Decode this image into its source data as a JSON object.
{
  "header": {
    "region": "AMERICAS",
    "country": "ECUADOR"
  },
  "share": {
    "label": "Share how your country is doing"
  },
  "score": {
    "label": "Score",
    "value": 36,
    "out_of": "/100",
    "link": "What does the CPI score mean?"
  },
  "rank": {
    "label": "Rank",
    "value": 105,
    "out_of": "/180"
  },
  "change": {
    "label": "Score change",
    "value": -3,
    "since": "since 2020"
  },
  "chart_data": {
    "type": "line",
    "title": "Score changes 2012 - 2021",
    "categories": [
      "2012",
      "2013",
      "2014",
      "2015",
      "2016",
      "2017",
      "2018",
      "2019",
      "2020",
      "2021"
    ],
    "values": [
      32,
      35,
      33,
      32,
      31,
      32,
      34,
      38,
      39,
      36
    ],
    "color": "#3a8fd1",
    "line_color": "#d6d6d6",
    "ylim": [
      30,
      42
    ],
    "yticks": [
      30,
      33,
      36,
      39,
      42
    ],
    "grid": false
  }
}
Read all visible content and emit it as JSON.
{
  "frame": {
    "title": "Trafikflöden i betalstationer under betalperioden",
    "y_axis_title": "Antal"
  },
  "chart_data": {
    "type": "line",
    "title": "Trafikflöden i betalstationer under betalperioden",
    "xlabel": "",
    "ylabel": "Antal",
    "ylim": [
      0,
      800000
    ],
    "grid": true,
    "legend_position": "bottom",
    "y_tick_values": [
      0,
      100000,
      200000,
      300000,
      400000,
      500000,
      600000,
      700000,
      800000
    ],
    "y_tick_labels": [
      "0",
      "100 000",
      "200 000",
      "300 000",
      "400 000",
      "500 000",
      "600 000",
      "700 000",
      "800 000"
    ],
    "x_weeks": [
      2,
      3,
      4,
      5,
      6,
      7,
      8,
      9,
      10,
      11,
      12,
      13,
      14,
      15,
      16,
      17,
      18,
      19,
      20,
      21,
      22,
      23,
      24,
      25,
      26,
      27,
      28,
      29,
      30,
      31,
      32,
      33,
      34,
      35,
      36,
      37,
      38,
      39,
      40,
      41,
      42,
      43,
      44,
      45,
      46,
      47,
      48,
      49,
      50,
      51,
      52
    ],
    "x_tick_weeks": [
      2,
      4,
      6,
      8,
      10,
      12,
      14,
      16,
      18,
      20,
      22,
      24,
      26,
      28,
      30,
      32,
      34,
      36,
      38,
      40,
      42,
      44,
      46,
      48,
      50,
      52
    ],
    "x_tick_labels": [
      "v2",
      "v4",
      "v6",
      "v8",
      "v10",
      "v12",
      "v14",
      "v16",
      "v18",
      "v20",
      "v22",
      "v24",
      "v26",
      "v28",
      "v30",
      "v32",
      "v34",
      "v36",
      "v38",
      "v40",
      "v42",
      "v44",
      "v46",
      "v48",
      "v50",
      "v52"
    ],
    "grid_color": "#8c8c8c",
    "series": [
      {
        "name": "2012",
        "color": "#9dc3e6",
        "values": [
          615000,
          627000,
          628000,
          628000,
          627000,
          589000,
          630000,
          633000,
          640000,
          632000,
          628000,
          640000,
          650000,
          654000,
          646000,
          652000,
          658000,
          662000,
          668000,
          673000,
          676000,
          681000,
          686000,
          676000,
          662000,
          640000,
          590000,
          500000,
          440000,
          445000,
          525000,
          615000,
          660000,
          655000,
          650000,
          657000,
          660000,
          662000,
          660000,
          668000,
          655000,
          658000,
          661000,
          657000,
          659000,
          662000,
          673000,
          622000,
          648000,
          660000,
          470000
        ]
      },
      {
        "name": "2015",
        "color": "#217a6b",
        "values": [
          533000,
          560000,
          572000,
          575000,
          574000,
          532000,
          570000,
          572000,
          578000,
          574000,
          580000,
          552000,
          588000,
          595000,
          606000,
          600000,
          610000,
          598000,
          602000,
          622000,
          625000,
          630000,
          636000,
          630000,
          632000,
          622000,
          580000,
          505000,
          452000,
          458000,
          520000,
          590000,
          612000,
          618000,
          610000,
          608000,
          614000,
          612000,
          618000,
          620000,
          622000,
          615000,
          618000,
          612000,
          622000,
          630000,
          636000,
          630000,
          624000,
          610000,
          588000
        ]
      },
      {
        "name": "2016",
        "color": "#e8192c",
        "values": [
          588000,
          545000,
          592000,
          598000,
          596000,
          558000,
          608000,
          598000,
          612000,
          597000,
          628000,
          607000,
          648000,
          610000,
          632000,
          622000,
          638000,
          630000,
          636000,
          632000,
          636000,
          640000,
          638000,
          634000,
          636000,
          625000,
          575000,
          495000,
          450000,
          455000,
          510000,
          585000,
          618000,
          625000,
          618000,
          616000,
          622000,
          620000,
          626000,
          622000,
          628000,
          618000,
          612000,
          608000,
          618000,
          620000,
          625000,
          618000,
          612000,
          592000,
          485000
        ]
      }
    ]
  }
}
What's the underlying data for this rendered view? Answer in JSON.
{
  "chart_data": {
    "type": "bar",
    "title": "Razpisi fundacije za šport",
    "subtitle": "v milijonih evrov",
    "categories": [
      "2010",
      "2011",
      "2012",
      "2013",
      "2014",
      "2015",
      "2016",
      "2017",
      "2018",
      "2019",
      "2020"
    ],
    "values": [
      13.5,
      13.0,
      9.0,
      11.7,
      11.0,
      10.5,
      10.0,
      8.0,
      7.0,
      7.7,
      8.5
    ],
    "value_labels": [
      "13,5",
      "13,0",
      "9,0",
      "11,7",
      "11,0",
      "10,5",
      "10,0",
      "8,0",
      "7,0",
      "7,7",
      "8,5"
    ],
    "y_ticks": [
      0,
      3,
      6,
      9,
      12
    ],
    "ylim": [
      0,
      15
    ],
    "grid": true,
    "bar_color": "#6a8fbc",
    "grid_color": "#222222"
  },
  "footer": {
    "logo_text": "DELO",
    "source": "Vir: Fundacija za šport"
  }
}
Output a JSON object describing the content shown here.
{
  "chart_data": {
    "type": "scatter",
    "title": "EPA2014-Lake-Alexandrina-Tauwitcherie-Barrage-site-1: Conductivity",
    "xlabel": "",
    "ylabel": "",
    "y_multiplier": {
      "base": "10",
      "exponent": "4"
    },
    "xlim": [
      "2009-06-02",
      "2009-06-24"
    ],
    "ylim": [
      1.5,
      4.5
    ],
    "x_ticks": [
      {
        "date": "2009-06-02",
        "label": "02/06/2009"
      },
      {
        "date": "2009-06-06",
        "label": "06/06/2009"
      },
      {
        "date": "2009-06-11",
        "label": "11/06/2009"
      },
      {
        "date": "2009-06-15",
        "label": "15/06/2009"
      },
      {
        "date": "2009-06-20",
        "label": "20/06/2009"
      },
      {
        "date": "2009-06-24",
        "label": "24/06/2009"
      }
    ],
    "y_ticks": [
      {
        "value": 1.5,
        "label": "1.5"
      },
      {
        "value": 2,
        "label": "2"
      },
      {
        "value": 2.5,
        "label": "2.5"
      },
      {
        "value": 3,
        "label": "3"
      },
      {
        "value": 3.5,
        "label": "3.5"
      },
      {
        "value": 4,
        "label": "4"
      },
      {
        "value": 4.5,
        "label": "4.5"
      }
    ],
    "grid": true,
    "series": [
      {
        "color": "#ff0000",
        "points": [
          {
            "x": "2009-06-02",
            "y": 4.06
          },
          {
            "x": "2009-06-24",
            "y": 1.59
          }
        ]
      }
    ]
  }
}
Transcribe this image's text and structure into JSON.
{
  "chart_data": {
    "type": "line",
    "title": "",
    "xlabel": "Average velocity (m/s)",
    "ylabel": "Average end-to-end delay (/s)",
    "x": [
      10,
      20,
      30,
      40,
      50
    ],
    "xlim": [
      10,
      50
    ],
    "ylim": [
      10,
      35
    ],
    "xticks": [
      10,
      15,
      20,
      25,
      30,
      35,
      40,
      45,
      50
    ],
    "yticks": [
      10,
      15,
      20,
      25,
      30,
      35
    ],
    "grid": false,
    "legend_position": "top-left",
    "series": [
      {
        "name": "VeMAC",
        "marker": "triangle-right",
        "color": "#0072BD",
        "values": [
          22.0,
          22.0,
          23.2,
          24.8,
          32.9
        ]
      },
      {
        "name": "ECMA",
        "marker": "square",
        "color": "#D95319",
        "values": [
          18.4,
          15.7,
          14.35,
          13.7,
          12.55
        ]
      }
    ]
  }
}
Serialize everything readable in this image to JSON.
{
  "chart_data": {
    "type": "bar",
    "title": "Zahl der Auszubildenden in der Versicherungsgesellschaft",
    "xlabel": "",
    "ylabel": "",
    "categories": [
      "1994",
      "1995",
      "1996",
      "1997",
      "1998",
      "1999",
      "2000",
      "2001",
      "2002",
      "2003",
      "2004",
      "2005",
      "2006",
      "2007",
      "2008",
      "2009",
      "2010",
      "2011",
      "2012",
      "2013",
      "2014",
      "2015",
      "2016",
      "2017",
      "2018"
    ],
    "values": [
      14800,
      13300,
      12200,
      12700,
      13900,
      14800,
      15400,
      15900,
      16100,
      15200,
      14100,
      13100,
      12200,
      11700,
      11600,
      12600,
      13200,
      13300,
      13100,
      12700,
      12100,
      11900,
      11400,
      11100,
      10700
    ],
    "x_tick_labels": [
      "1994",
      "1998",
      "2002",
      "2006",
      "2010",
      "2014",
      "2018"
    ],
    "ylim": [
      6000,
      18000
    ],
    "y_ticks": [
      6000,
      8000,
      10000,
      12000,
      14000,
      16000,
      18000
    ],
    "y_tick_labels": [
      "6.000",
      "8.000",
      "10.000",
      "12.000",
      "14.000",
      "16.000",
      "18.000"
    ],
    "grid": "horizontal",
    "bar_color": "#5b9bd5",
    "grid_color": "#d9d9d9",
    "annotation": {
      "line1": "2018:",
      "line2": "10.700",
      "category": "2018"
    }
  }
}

(Description of the task)
Copy out every line of the data that includes the word "ylabel".

(Answer in full)
    "ylabel": "Antal",
    "ylabel": "",
    "ylabel": "Average end-to-end delay (/s)",
    "ylabel": "",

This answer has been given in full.